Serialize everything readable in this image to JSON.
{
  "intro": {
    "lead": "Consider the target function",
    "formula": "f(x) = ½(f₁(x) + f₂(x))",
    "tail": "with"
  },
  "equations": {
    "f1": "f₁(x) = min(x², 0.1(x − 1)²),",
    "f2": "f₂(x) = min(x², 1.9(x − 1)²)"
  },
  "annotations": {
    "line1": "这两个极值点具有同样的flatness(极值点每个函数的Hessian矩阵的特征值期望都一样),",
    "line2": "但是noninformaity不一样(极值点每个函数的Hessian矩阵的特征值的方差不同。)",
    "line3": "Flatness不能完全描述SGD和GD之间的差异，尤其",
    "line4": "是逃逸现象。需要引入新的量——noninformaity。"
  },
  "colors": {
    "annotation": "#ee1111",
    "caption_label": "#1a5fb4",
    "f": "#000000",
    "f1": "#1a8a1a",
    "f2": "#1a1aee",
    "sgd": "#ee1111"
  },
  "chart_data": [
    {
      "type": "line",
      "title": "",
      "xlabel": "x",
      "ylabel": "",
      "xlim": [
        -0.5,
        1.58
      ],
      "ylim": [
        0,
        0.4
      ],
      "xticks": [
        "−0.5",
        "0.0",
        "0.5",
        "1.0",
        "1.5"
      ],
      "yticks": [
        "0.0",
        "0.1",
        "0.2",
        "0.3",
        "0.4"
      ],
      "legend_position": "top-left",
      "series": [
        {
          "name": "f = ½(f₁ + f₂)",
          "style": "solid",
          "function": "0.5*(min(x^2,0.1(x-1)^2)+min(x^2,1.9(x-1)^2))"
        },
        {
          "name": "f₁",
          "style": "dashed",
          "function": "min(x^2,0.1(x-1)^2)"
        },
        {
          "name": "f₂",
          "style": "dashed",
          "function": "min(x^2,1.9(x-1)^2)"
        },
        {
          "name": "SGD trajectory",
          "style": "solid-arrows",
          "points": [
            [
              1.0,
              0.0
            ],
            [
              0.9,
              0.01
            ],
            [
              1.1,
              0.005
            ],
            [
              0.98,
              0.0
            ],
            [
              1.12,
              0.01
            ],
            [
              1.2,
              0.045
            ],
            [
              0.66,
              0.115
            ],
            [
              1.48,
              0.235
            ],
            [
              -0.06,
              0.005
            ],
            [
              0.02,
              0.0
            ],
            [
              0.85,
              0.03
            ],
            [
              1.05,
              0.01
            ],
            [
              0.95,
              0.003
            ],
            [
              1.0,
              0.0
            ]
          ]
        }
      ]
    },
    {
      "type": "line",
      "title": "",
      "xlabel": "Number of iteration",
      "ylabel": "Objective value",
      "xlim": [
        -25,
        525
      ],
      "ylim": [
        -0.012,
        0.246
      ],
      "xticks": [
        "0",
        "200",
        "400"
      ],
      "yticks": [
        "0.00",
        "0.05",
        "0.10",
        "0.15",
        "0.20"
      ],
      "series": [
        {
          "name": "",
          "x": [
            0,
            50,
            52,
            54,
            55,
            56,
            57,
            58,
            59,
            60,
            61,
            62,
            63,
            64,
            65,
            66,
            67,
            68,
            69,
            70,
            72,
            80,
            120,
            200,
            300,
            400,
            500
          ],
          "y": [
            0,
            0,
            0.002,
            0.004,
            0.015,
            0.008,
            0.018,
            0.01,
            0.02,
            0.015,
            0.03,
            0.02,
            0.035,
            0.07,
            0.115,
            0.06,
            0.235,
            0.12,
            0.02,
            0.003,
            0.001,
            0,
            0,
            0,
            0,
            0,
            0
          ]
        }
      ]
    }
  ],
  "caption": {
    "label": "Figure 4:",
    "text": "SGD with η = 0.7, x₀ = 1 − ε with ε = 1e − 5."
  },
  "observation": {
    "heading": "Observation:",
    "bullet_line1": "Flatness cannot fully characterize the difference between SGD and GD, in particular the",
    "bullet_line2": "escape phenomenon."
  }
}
____
■ **Problem description**
Extract the whole listing, character for character.

■ **The reply**
Serialize everything readable in this image to JSON.
{
  "intro": {
    "lead": "Consider the target function",
    "formula": "f(x) = ½(f₁(x) + f₂(x))",
    "tail": "with"
  },
  "equations": {
    "f1": "f₁(x) = min(x², 0.1(x − 1)²),",
    "f2": "f₂(x) = min(x², 1.9(x − 1)²)"
  },
  "annotations": {
    "line1": "这两个极值点具有同样的flatness(极值点每个函数的Hessian矩阵的特征值期望都一样),",
    "line2": "但是noninformaity不一样(极值点每个函数的Hessian矩阵的特征值的方差不同。)",
    "line3": "Flatness不能完全描述SGD和GD之间的差异，尤其",
    "line4": "是逃逸现象。需要引入新的量——noninformaity。"
  },
  "colors": {
    "annotation": "#ee1111",
    "caption_label": "#1a5fb4",
    "f": "#000000",
    "f1": "#1a8a1a",
    "f2": "#1a1aee",
    "sgd": "#ee1111"
  },
  "chart_data": [
    {
      "type": "line",
      "title": "",
      "xlabel": "x",
      "ylabel": "",
      "xlim": [
        -0.5,
        1.58
      ],
      "ylim": [
        0,
        0.4
      ],
      "xticks": [
        "−0.5",
        "0.0",
        "0.5",
        "1.0",
        "1.5"
      ],
      "yticks": [
        "0.0",
        "0.1",
        "0.2",
        "0.3",
        "0.4"
      ],
      "legend_position": "top-left",
      "series": [
        {
          "name": "f = ½(f₁ + f₂)",
          "style": "solid",
          "function": "0.5*(min(x^2,0.1(x-1)^2)+min(x^2,1.9(x-1)^2))"
        },
        {
          "name": "f₁",
          "style": "dashed",
          "function": "min(x^2,0.1(x-1)^2)"
        },
        {
          "name": "f₂",
          "style": "dashed",
          "function": "min(x^2,1.9(x-1)^2)"
        },
        {
          "name": "SGD trajectory",
          "style": "solid-arrows",
          "points": [
            [
              1.0,
              0.0
            ],
            [
              0.9,
              0.01
            ],
            [
              1.1,
              0.005
            ],
            [
              0.98,
              0.0
            ],
            [
              1.12,
              0.01
            ],
            [
              1.2,
              0.045
            ],
            [
              0.66,
              0.115
            ],
            [
              1.48,
              0.235
            ],
            [
              -0.06,
              0.005
            ],
            [
              0.02,
              0.0
            ],
            [
              0.85,
              0.03
            ],
            [
              1.05,
              0.01
            ],
            [
              0.95,
              0.003
            ],
            [
              1.0,
              0.0
            ]
          ]
        }
      ]
    },
    {
      "type": "line",
      "title": "",
      "xlabel": "Number of iteration",
      "ylabel": "Objective value",
      "xlim": [
        -25,
        525
      ],
      "ylim": [
        -0.012,
        0.246
      ],
      "xticks": [
        "0",
        "200",
        "400"
      ],
      "yticks": [
        "0.00",
        "0.05",
        "0.10",
        "0.15",
        "0.20"
      ],
      "series": [
        {
          "name": "",
          "x": [
            0,
            50,
            52,
            54,
            55,
            56,
            57,
            58,
            59,
            60,
            61,
            62,
            63,
            64,
            65,
            66,
            67,
            68,
            69,
            70,
            72,
            80,
            120,
            200,
            300,
            400,
            500
          ],
          "y": [
            0,
            0,
            0.002,
            0.004,
            0.015,
            0.008,
            0.018,
            0.01,
            0.02,
            0.015,
            0.03,
            0.02,
            0.035,
            0.07,
            0.115,
            0.06,
            0.235,
            0.12,
            0.02,
            0.003,
            0.001,
            0,
            0,
            0,
            0,
            0,
            0
          ]
        }
      ]
    }
  ],
  "caption": {
    "label": "Figure 4:",
    "text": "SGD with η = 0.7, x₀ = 1 − ε with ε = 1e − 5."
  },
  "observation": {
    "heading": "Observation:",
    "bullet_line1": "Flatness cannot fully characterize the difference between SGD and GD, in particular the",
    "bullet_line2": "escape phenomenon."
  }
}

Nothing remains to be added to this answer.